• [Direction]
Isolate every line in the data with the string "Бурейский" and copy it.
— Start Material to process —
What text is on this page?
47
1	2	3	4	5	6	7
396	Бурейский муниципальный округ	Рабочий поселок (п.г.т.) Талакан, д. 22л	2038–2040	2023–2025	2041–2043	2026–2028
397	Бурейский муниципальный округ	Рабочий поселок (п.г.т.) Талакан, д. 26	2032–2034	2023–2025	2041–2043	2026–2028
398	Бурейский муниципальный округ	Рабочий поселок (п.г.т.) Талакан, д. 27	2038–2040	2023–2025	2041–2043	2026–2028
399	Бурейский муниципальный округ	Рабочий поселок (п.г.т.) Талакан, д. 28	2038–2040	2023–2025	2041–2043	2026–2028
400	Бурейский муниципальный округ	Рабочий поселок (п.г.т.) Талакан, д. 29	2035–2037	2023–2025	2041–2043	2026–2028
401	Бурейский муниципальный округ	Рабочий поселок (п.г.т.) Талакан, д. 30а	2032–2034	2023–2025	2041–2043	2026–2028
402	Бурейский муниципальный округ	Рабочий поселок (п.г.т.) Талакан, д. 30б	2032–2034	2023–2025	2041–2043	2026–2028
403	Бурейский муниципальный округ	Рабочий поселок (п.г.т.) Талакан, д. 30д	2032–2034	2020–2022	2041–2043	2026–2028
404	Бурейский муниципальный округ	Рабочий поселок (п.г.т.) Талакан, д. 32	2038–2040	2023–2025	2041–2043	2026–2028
— End Material to process —
• [Answer to this problem]
396	Бурейский муниципальный округ	Рабочий поселок (п.г.т.) Талакан, д. 22л	2038–2040	2023–2025	2041–2043	2026–2028
397	Бурейский муниципальный округ	Рабочий поселок (п.г.т.) Талакан, д. 26	2032–2034	2023–2025	2041–2043	2026–2028
398	Бурейский муниципальный округ	Рабочий поселок (п.г.т.) Талакан, д. 27	2038–2040	2023–2025	2041–2043	2026–2028
399	Бурейский муниципальный округ	Рабочий поселок (п.г.т.) Талакан, д. 28	2038–2040	2023–2025	2041–2043	2026–2028
400	Бурейский муниципальный округ	Рабочий поселок (п.г.т.) Талакан, д. 29	2035–2037	2023–2025	2041–2043	2026–2028
401	Бурейский муниципальный округ	Рабочий поселок (п.г.т.) Талакан, д. 30а	2032–2034	2023–2025	2041–2043	2026–2028
402	Бурейский муниципальный округ	Рабочий поселок (п.г.т.) Талакан, д. 30б	2032–2034	2023–2025	2041–2043	2026–2028
403	Бурейский муниципальный округ	Рабочий поселок (п.г.т.) Талакан, д. 30д	2032–2034	2020–2022	2041–2043	2026–2028
404	Бурейский муниципальный округ	Рабочий поселок (п.г.т.) Талакан, д. 32	2038–2040	2023–2025	2041–2043	2026–2028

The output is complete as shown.